--- Start ---
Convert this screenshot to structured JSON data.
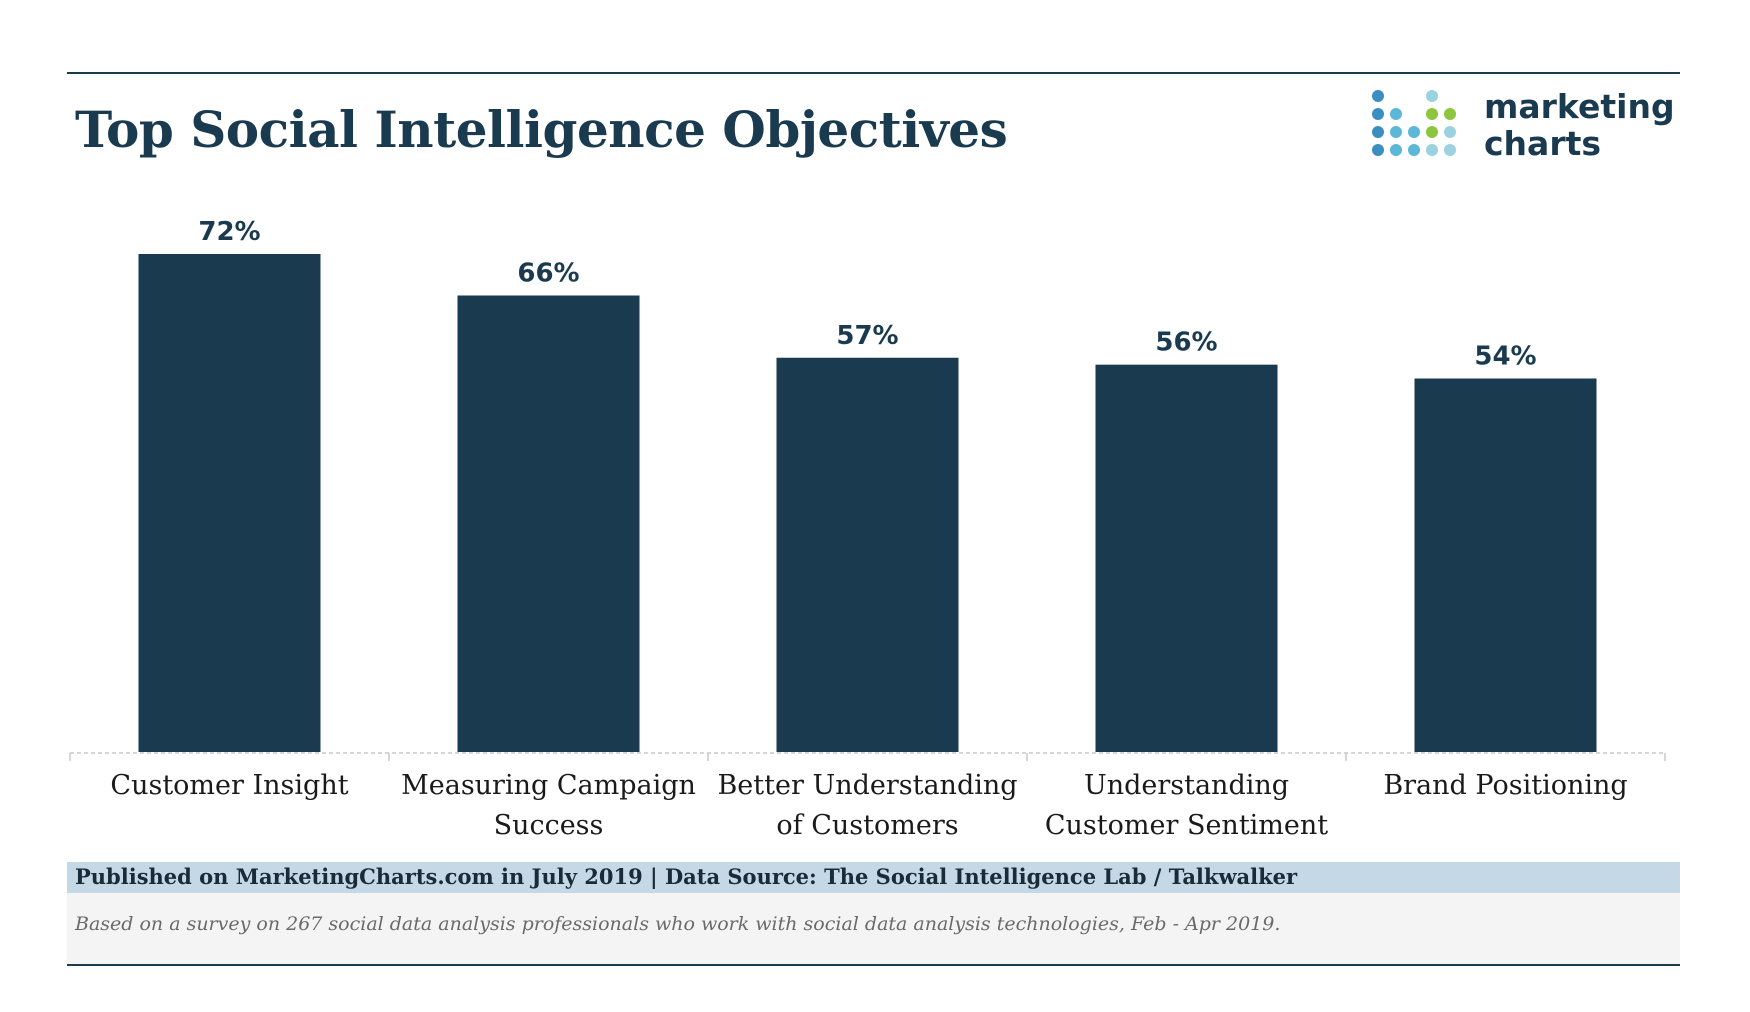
{
  "title": "Top Social Intelligence Objectives",
  "logo": {
    "line1": "marketing",
    "line2": "charts"
  },
  "chart_data": {
    "type": "bar",
    "categories": [
      [
        "Customer Insight"
      ],
      [
        "Measuring Campaign",
        "Success"
      ],
      [
        "Better Understanding",
        "of Customers"
      ],
      [
        "Understanding",
        "Customer Sentiment"
      ],
      [
        "Brand Positioning"
      ]
    ],
    "values": [
      72,
      66,
      57,
      56,
      54
    ],
    "value_labels": [
      "72%",
      "66%",
      "57%",
      "56%",
      "54%"
    ],
    "ylim": [
      0,
      72
    ],
    "grid": false,
    "bar_color": "#1a3a4f"
  },
  "footer": {
    "source": "Published on MarketingCharts.com in July 2019 | Data Source: The Social Intelligence Lab / Talkwalker",
    "note": "Based on a survey on 267 social data analysis professionals who work with social data analysis technologies, Feb - Apr 2019."
  },
  "colors": {
    "primary": "#1a3a4f",
    "footer_band": "#c4d8e6",
    "logo_dots": [
      "#3a8ec0",
      "#5bb8d8",
      "#8cc63f",
      "#9ad3df"
    ]
  }
}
--- End ---
PROBLEM TO WORK ON: What you return should match the records above word for word, minus the pictures.

REPLY TO THE TASK:
Convert this screenshot to structured JSON data.
{
  "title": "Top Social Intelligence Objectives",
  "logo": {
    "line1": "marketing",
    "line2": "charts"
  },
  "chart_data": {
    "type": "bar",
    "categories": [
      [
        "Customer Insight"
      ],
      [
        "Measuring Campaign",
        "Success"
      ],
      [
        "Better Understanding",
        "of Customers"
      ],
      [
        "Understanding",
        "Customer Sentiment"
      ],
      [
        "Brand Positioning"
      ]
    ],
    "values": [
      72,
      66,
      57,
      56,
      54
    ],
    "value_labels": [
      "72%",
      "66%",
      "57%",
      "56%",
      "54%"
    ],
    "ylim": [
      0,
      72
    ],
    "grid": false,
    "bar_color": "#1a3a4f"
  },
  "footer": {
    "source": "Published on MarketingCharts.com in July 2019 | Data Source: The Social Intelligence Lab / Talkwalker",
    "note": "Based on a survey on 267 social data analysis professionals who work with social data analysis technologies, Feb - Apr 2019."
  },
  "colors": {
    "primary": "#1a3a4f",
    "footer_band": "#c4d8e6",
    "logo_dots": [
      "#3a8ec0",
      "#5bb8d8",
      "#8cc63f",
      "#9ad3df"
    ]
  }
}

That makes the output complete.